Exercise aim
Transcribe the material verbatim, beginning at the line containing "x-tick-label: -50 bbox=[127, 817, 151, 830]" and continuing through the line containing "x-tick-label: 50 bbox=[1350, 817, 1368, 830]", both included.

━━━━━━━━

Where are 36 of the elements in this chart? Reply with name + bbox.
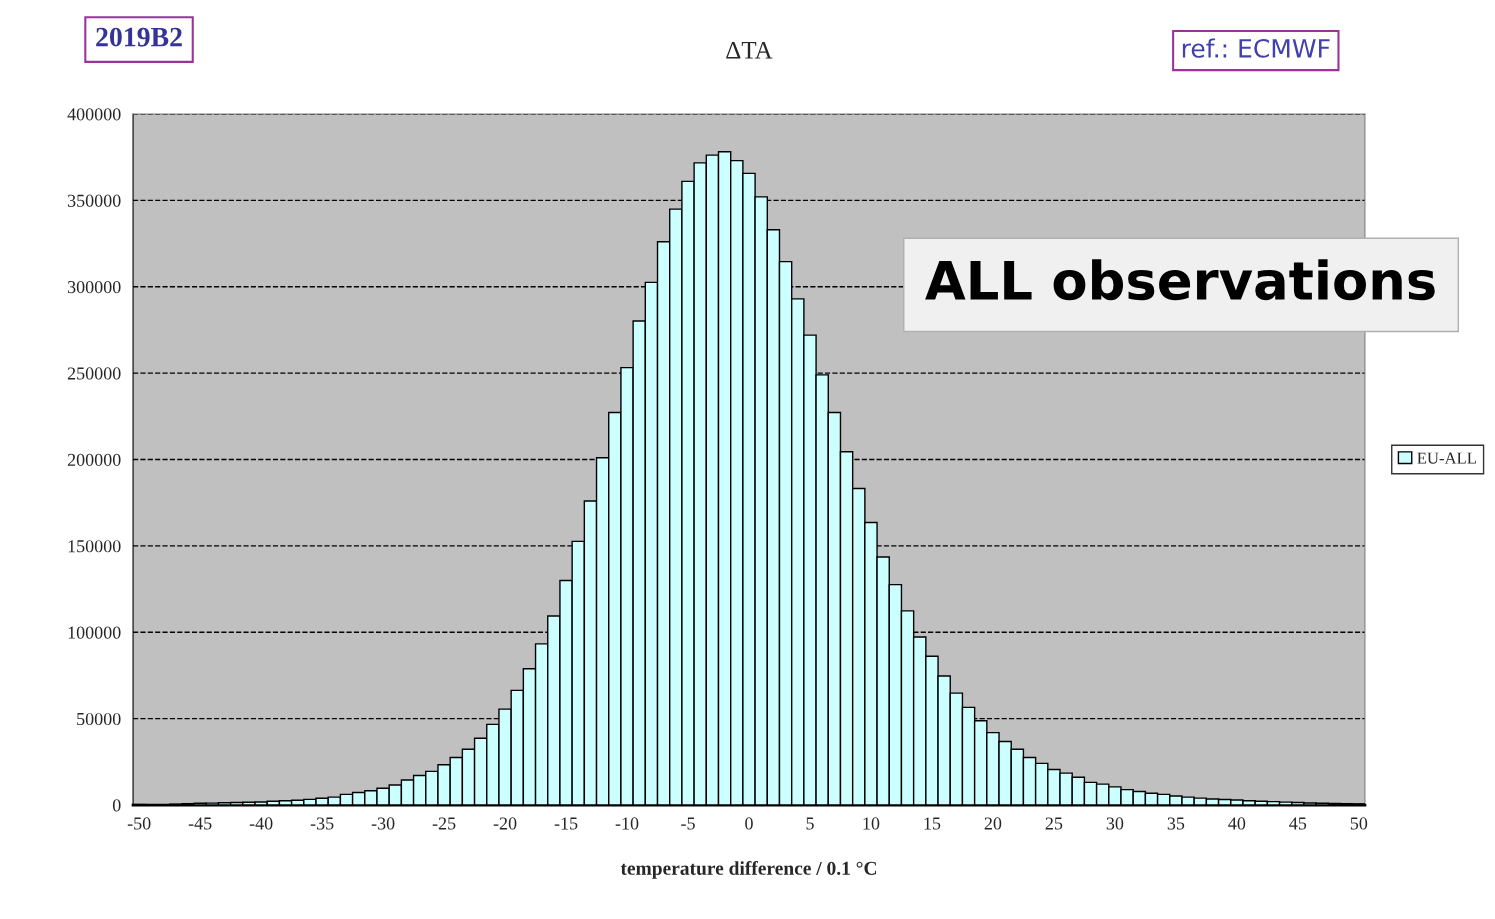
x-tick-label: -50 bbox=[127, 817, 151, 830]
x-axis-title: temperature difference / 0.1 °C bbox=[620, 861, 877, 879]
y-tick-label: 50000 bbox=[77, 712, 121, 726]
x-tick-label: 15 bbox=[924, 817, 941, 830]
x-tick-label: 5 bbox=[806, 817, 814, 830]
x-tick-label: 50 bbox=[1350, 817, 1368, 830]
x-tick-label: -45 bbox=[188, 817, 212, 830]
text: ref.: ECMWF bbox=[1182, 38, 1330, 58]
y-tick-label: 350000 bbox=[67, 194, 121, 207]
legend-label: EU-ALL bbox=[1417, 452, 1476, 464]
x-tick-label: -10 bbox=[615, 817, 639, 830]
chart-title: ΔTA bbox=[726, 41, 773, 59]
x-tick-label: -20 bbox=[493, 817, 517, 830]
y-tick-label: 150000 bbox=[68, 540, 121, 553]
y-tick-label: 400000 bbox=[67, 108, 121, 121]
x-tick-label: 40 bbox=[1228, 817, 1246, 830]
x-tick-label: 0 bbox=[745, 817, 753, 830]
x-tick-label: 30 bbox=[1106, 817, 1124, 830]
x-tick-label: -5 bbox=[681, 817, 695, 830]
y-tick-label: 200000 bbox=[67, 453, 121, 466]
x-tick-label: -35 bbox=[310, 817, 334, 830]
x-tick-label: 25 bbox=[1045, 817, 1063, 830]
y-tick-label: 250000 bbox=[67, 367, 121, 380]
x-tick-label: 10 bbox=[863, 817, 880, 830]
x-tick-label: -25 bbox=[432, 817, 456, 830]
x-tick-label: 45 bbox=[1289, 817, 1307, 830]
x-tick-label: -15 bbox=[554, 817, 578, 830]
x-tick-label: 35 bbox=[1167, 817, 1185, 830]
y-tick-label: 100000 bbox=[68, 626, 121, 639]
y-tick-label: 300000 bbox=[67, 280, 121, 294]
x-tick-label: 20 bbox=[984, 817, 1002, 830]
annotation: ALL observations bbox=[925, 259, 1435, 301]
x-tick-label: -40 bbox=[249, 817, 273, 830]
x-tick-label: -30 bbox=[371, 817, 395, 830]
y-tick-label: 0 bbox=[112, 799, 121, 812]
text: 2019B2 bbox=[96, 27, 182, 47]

━━━━━━━━

Answer
x-tick-label: -50 bbox=[127, 817, 151, 830]
x-axis-title: temperature difference / 0.1 °C bbox=[620, 861, 877, 879]
y-tick-label: 50000 bbox=[77, 712, 121, 726]
x-tick-label: 15 bbox=[924, 817, 941, 830]
x-tick-label: 5 bbox=[806, 817, 814, 830]
x-tick-label: 50 bbox=[1350, 817, 1368, 830]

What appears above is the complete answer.